** PROVIDED TEXT follows **

Tonight was a big night at dance class. BIG.
On my left the entire hour was none other than one of Cincinnati's stellar TelePrompter readers.
HINTS: She and I share the same first name, only her has a "re" in front of it and her last name rhymes with Lusso. (Maiden name rhymes with Parswell.) Got it? Let's call her "Re."
So, I wasn't sure at first if it was even her because she was sans make-up, and you know how shockingly different news people look without their theater make-up on. Plus, she rolled in with a hoodie pull-up over her head, all Uni-Bomber like.
I was wildly entertained by this, wondering, "Is she doing that because she's so famous? Like she doesn't want we non-TelePrompter readers to speak to her while she's trying to bust a move?"
For the first 15 minutes or so she kept her hood up and scowled, like she was in hell. She even hung out in the way back during parts of dances and sulked at everyone. But then, post-warm-up, LOOK OUT! Re was gettin' down. Don't even get in her way during an arabesque with a turn. She will run your wrong-way turning ass over! And look like she's having a good time in the process.

** End of PROVIDED TEXT **

◆ BRIEF 1 ◆
In the dance class post, rewrite the stretch from "So, I wasn't" through "in the process.", substituting "frowned" for "scowled".
◆ BRIEF 2 ◆
According to the dance class post, how long did Re keep her hood up?
◆ BRIEF 3 ◆
Check each statement against the dance class post and mark it yes or no, quoting the words that decide it. (a) Re showed up to class wearing make-up. (b) Re's maiden name rhymes with Parswell. (c) Re kept her hood up for the whole hour.
Nothing in the listing is needed here.

** ENTRIES SUPPLIED follows **

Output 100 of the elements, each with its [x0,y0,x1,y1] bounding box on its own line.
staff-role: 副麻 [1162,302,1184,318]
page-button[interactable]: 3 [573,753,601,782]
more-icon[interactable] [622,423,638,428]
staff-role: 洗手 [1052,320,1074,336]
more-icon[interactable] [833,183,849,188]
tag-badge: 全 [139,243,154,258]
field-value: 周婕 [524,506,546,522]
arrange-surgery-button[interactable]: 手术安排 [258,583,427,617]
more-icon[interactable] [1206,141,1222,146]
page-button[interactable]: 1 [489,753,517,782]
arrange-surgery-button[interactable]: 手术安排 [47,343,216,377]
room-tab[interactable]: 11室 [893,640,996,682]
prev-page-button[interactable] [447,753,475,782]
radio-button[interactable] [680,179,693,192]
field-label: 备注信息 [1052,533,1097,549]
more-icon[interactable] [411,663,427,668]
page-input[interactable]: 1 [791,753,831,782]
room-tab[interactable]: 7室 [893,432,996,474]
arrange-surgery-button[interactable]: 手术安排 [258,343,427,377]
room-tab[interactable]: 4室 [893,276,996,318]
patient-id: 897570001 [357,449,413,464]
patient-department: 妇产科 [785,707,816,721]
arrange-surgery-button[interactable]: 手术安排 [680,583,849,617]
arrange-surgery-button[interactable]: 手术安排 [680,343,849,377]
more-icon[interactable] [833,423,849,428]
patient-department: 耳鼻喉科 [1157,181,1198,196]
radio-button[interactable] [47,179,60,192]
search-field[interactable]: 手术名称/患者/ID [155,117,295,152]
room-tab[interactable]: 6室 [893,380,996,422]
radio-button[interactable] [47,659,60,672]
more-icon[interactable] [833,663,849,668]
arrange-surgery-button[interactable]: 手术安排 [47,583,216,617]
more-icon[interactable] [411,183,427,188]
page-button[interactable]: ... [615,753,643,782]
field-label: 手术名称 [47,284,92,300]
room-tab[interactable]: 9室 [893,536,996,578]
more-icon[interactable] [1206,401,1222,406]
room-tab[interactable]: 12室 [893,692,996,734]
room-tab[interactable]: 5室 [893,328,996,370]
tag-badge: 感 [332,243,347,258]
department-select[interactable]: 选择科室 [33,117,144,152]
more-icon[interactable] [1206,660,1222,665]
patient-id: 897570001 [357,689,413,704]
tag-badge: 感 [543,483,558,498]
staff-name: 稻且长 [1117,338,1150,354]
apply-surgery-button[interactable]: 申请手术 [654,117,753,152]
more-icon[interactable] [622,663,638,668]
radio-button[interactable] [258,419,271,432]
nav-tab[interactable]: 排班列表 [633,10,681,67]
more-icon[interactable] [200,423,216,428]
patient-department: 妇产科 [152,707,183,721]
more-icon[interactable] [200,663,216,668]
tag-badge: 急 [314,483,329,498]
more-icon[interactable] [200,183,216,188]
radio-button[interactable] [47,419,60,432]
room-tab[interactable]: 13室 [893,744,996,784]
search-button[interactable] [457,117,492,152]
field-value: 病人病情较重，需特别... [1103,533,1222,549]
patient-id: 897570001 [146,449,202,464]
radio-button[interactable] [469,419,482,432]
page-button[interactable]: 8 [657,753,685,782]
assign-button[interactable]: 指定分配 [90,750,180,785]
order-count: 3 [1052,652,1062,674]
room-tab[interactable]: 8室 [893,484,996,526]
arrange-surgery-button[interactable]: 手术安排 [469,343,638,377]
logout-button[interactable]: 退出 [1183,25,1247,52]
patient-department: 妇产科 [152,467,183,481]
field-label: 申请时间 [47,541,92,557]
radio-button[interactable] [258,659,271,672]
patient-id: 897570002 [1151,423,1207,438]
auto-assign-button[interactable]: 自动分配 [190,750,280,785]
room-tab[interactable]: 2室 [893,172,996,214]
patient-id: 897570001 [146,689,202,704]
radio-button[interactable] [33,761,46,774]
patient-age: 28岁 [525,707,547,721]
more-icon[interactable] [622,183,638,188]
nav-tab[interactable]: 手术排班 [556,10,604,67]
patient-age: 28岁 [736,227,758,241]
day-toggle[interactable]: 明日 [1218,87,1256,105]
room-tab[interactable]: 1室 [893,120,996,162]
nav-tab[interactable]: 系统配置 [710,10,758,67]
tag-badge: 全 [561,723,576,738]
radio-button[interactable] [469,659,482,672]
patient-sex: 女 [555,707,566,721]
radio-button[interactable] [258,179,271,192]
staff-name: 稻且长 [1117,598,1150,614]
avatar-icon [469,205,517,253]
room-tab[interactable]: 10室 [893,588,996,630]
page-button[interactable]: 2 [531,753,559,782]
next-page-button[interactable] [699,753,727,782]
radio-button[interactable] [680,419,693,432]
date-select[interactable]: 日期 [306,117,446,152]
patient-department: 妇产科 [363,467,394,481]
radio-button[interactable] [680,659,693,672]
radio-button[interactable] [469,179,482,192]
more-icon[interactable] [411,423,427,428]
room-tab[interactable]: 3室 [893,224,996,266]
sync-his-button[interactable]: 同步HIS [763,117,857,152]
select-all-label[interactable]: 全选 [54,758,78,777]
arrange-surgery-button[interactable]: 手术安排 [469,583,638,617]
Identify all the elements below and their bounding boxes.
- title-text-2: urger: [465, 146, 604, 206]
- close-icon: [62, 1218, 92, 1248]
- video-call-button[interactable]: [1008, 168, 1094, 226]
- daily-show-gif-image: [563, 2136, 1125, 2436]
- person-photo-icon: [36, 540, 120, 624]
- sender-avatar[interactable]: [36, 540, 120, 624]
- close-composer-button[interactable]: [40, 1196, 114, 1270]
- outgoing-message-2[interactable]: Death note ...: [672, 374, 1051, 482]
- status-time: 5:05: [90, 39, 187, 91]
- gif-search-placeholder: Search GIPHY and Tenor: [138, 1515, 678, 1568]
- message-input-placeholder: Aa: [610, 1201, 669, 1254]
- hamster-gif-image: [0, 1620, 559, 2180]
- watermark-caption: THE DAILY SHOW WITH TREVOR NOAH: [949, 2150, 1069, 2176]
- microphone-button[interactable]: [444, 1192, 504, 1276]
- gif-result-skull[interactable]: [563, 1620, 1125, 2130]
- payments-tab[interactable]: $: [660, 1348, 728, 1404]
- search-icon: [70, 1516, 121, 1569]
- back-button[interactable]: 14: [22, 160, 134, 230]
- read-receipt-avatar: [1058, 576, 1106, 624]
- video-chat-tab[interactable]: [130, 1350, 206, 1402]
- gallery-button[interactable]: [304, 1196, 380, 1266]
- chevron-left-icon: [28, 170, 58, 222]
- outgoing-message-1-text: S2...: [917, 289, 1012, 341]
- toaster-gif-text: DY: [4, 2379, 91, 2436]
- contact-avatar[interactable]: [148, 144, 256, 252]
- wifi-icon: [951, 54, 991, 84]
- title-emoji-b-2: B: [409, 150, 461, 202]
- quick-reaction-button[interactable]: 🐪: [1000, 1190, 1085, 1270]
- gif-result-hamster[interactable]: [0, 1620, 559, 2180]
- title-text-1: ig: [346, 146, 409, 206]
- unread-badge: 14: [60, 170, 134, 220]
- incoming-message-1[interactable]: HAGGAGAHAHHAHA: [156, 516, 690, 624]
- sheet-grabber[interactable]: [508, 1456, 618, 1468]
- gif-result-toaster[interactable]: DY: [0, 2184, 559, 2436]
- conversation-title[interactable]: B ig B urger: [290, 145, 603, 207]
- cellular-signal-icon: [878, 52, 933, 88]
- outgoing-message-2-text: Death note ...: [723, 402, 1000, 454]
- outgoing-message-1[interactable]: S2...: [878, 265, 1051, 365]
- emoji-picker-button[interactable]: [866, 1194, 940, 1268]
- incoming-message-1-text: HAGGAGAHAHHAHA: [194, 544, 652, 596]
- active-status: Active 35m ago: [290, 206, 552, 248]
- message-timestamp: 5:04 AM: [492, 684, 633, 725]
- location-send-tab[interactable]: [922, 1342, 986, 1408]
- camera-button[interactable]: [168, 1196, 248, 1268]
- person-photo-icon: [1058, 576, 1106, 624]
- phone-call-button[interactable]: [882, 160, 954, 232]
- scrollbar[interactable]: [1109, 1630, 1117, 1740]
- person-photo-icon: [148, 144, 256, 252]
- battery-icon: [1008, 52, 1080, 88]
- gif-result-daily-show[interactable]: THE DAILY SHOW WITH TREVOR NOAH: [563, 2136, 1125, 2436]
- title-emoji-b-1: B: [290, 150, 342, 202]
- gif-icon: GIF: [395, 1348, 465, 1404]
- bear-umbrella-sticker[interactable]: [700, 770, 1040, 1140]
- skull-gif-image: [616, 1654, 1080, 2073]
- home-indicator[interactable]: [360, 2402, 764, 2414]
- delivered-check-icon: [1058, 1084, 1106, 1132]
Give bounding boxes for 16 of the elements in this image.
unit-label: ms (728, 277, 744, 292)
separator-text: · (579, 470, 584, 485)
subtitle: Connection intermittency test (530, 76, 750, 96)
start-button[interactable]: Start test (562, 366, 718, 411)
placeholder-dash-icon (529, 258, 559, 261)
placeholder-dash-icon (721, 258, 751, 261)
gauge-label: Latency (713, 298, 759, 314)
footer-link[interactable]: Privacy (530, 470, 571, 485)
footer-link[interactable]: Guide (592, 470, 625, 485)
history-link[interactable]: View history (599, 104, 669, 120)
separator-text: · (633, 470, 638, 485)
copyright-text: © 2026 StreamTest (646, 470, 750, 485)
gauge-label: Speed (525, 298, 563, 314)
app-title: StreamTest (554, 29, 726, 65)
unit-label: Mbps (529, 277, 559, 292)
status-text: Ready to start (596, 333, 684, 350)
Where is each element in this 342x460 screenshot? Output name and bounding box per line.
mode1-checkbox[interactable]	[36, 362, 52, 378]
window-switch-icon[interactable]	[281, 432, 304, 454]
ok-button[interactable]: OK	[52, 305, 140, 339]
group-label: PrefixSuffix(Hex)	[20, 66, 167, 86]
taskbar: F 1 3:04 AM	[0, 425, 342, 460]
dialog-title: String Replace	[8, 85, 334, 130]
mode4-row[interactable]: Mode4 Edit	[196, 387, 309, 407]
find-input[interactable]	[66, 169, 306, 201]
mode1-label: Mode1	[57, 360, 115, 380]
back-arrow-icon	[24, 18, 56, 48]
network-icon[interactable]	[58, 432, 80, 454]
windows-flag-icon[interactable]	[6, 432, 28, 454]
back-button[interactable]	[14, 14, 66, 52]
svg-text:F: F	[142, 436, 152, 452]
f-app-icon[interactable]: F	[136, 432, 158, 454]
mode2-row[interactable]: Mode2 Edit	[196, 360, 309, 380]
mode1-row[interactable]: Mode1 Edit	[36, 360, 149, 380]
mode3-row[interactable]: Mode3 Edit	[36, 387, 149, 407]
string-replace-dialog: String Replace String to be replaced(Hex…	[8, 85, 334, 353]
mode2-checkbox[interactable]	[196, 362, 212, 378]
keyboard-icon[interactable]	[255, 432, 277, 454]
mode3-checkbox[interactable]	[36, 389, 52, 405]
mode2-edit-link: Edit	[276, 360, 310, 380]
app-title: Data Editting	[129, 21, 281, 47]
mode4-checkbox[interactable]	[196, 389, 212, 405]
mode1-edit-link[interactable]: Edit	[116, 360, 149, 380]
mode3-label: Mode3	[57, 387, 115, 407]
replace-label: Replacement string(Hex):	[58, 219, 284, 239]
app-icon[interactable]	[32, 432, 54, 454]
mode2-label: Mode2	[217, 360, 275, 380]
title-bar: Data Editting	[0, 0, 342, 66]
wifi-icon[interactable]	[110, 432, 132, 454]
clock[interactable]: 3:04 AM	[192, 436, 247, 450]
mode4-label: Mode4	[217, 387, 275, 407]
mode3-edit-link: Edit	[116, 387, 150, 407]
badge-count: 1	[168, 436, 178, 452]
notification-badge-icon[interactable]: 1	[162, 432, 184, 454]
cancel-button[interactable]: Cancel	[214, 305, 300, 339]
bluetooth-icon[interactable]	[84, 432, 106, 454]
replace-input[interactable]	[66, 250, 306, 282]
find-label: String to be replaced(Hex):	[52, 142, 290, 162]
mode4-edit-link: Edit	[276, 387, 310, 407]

** End of ENTRIES SUPPLIED **

◆ ANSWER BOX 1 ◆
So, I wasn't sure at first if it was even her because she was sans make-up, and you know how shockingly different news people look without their theater make-up on. Plus, she rolled in with a hoodie pull-up over her head, all Uni-Bomber like.
I was wildly entertained by this, wondering, "Is she doing that because she's so famous? Like she doesn't want we non-TelePrompter readers to speak to her while she's trying to bust a move?"
For the first 15 minutes or so she kept her hood up and frowned, like she was in hell. She even hung out in the way back during parts of dances and sulked at everyone. But then, post-warm-up, LOOK OUT! Re was gettin' down. Don't even get in her way during an arabesque with a turn. She will run your wrong-way turning ass over! And look like she's having a good time in the process.

◆ ANSWER BOX 2 ◆
For the first 15 minutes or so.

◆ ANSWER BOX 3 ◆
(a) No: "she was sans make-up"
(b) Yes: "(Maiden name rhymes with Parswell.)"
(c) No: "For the first 15 minutes or so she kept her hood up"